[Items listed in a dataset]
——————————

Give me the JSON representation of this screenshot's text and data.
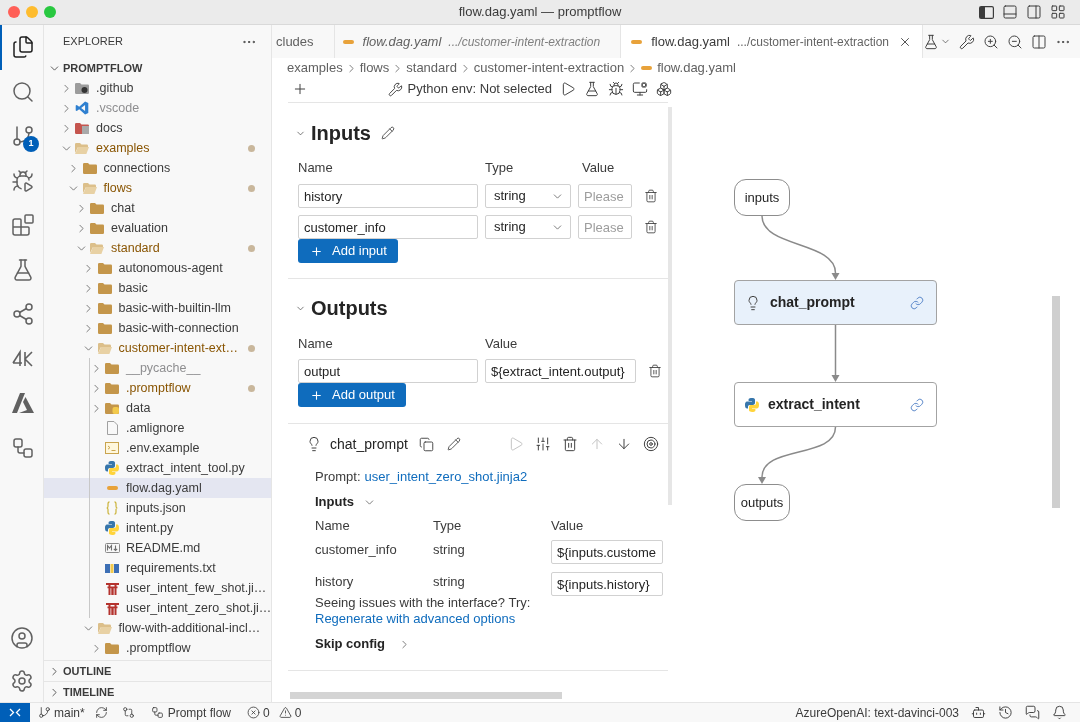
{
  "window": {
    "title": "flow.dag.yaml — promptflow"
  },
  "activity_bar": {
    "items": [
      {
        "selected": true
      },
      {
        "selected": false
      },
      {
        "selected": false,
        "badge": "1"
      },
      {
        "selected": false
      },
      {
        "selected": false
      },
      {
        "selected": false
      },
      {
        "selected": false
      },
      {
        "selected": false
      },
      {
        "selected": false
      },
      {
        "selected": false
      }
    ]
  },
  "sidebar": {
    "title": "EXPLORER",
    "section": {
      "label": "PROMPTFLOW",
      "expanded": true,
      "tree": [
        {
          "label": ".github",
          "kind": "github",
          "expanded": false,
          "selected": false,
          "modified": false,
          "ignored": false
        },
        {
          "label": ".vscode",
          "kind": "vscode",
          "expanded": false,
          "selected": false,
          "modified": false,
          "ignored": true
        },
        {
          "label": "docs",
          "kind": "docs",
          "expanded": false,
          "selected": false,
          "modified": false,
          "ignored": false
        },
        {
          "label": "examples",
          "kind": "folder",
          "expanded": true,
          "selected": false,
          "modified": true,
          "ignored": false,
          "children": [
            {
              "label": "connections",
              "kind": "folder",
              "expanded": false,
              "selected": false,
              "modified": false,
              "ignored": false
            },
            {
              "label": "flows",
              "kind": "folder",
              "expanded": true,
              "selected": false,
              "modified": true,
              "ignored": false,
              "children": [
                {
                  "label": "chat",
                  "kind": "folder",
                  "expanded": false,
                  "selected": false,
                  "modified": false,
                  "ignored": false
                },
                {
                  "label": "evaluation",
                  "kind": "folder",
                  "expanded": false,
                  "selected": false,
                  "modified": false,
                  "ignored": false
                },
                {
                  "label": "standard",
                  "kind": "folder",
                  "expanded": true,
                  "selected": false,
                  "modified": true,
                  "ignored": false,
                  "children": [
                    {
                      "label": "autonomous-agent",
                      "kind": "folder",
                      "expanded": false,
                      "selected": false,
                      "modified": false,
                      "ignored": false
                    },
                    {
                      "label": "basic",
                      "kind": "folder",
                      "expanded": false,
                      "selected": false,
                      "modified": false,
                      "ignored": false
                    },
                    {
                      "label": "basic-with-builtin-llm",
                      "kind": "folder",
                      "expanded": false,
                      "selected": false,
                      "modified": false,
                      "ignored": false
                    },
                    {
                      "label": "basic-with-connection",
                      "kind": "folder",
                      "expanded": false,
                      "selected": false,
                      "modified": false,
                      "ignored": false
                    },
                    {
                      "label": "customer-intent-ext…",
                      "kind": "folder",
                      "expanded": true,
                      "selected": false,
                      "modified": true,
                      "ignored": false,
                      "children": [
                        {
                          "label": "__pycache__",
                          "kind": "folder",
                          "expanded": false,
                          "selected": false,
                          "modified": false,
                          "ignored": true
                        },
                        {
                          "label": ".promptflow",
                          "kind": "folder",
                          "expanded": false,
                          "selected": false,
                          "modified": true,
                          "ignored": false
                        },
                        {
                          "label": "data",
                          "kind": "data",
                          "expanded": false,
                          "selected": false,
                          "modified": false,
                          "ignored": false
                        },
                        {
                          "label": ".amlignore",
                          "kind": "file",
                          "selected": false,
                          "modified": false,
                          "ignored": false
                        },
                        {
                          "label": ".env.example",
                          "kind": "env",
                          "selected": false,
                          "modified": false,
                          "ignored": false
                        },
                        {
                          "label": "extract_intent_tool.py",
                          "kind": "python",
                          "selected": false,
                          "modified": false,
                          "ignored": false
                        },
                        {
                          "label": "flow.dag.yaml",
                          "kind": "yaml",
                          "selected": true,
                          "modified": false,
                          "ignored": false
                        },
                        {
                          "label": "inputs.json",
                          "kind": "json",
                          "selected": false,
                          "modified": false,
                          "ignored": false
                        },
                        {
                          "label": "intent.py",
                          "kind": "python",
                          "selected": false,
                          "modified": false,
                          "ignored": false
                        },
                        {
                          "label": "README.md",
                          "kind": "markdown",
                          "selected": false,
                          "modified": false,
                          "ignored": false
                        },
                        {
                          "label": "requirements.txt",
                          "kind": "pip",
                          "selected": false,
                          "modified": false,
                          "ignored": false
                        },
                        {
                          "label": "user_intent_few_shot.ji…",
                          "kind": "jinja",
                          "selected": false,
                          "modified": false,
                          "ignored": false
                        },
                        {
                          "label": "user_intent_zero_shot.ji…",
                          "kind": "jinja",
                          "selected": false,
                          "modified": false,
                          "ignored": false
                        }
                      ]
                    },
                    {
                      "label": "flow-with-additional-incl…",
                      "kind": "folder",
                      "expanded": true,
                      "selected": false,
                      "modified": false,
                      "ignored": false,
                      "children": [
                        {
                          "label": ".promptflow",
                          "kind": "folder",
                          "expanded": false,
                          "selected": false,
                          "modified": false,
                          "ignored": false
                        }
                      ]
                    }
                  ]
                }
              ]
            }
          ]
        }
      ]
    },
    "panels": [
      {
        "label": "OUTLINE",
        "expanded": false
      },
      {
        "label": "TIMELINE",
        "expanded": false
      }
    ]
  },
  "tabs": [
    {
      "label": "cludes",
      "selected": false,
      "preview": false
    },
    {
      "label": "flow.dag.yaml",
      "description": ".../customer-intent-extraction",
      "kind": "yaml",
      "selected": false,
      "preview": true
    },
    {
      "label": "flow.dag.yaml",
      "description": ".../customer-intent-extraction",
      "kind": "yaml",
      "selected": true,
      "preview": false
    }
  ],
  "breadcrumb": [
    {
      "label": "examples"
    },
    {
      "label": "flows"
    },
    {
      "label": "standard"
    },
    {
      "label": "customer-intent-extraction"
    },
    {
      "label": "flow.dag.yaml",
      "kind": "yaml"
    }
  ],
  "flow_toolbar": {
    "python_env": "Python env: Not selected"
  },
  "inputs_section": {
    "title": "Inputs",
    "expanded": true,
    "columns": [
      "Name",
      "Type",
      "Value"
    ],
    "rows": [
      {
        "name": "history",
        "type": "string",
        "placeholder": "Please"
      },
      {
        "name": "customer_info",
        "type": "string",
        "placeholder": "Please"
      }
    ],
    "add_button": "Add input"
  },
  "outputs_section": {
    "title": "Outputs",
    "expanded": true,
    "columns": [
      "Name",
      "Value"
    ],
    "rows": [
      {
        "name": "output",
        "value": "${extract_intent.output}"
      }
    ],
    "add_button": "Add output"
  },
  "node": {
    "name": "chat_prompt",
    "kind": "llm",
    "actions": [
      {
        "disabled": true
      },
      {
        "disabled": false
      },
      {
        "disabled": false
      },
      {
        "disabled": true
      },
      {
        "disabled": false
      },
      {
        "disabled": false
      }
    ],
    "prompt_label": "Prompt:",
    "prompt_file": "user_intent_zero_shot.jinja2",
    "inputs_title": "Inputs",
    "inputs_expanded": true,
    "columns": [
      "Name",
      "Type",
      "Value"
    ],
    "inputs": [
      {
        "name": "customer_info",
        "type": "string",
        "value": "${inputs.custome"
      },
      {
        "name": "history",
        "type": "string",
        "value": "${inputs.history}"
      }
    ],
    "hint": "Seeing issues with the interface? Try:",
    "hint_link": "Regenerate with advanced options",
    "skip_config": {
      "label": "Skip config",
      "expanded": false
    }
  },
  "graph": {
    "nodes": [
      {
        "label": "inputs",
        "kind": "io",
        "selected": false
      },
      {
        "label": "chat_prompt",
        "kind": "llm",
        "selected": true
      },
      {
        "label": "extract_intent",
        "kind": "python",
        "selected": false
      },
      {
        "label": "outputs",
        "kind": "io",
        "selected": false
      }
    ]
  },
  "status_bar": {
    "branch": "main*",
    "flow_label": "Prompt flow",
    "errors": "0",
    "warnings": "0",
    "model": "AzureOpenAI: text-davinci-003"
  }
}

——————————

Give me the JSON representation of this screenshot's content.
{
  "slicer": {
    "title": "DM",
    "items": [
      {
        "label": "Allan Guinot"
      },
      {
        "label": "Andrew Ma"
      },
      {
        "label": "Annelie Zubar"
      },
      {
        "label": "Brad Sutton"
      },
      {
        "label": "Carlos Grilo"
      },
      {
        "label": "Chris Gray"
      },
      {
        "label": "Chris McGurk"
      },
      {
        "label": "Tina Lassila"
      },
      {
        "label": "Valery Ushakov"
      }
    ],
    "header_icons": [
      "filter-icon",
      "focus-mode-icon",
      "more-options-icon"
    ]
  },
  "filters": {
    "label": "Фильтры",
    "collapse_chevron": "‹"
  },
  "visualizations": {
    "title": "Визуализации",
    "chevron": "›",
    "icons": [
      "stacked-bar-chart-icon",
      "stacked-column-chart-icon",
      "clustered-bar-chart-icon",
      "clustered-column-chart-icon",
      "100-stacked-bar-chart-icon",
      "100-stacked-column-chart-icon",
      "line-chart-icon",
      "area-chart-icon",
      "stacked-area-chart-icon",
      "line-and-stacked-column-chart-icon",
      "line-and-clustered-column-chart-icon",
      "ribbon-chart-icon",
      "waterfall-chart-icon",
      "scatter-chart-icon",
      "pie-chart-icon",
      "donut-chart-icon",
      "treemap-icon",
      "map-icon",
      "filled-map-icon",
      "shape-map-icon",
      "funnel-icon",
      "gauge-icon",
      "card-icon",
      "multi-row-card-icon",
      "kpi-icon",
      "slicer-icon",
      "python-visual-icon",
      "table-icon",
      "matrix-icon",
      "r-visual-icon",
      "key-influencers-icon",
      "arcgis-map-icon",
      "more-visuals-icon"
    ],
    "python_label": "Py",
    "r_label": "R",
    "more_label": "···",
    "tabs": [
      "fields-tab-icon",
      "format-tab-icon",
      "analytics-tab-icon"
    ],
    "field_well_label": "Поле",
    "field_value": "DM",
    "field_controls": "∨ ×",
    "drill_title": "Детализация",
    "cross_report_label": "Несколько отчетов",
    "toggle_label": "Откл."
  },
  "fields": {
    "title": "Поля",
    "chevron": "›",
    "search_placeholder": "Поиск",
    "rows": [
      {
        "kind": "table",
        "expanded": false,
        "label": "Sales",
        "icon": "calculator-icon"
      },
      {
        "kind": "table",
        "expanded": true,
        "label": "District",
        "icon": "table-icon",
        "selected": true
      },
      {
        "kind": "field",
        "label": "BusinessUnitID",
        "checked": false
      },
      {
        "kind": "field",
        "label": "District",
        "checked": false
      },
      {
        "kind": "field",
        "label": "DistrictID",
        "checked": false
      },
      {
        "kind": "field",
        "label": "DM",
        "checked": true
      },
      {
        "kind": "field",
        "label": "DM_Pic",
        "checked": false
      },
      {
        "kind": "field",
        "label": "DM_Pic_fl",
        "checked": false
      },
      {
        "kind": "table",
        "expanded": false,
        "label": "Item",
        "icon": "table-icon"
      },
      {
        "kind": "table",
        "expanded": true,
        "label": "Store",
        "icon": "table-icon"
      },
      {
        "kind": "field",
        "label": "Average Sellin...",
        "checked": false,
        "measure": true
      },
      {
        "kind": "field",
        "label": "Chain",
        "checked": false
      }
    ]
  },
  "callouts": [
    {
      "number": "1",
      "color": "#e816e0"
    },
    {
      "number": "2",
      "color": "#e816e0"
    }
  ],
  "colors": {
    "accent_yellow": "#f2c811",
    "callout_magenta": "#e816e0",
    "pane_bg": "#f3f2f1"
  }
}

——————————

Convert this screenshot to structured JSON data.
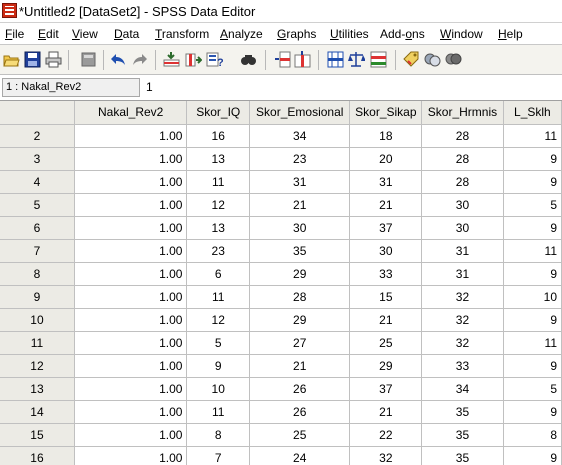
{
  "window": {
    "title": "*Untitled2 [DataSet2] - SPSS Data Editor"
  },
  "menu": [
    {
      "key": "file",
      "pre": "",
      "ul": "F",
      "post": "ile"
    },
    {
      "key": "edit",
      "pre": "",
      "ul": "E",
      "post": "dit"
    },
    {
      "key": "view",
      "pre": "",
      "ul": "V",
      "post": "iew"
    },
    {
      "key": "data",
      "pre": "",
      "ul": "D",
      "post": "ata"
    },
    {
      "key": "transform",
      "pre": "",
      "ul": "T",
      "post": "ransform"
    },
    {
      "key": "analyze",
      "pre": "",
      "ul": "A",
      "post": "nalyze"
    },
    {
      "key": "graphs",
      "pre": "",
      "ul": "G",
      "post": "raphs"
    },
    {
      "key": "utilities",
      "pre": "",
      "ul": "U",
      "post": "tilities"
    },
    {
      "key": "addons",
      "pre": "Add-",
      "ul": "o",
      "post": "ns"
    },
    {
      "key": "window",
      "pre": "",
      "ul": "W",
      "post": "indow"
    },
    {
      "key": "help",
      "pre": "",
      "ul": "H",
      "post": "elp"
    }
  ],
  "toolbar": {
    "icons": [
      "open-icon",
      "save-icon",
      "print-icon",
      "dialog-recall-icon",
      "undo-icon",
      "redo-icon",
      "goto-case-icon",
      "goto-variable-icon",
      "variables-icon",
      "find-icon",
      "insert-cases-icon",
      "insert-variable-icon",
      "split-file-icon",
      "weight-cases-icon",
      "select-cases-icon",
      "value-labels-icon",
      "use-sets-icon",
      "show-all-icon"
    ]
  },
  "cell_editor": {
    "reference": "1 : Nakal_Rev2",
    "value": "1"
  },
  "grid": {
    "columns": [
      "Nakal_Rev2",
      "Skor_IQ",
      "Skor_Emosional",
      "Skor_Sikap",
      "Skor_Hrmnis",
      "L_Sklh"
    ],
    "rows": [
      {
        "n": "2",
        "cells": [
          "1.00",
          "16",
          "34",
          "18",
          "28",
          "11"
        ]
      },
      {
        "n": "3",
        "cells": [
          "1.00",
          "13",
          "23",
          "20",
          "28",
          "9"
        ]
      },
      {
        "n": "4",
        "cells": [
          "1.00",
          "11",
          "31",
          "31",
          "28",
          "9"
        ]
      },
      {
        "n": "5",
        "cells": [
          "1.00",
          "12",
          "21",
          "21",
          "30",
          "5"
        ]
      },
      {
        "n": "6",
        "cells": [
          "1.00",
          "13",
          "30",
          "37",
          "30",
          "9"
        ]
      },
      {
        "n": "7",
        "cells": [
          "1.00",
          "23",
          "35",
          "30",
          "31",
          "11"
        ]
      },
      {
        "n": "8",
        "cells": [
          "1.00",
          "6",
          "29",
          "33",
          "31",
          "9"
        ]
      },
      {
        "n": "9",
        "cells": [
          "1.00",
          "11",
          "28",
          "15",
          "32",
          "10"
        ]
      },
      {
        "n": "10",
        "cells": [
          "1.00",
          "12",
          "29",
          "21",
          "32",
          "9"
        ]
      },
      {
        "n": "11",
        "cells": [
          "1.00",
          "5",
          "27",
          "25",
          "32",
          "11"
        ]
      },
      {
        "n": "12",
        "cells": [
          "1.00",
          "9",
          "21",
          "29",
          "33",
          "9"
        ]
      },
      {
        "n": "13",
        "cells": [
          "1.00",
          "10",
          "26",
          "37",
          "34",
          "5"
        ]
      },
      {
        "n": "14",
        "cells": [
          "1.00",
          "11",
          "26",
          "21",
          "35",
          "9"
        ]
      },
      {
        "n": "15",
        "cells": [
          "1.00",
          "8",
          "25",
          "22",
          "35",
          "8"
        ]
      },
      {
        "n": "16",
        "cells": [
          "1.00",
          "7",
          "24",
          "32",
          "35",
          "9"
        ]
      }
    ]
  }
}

——————————

### TO DO:
Pull out every line of the entries that includes the word "Chris".

### SOLVED EXERCISE:
        "label": "Chris Gray"
        "label": "Chris McGurk"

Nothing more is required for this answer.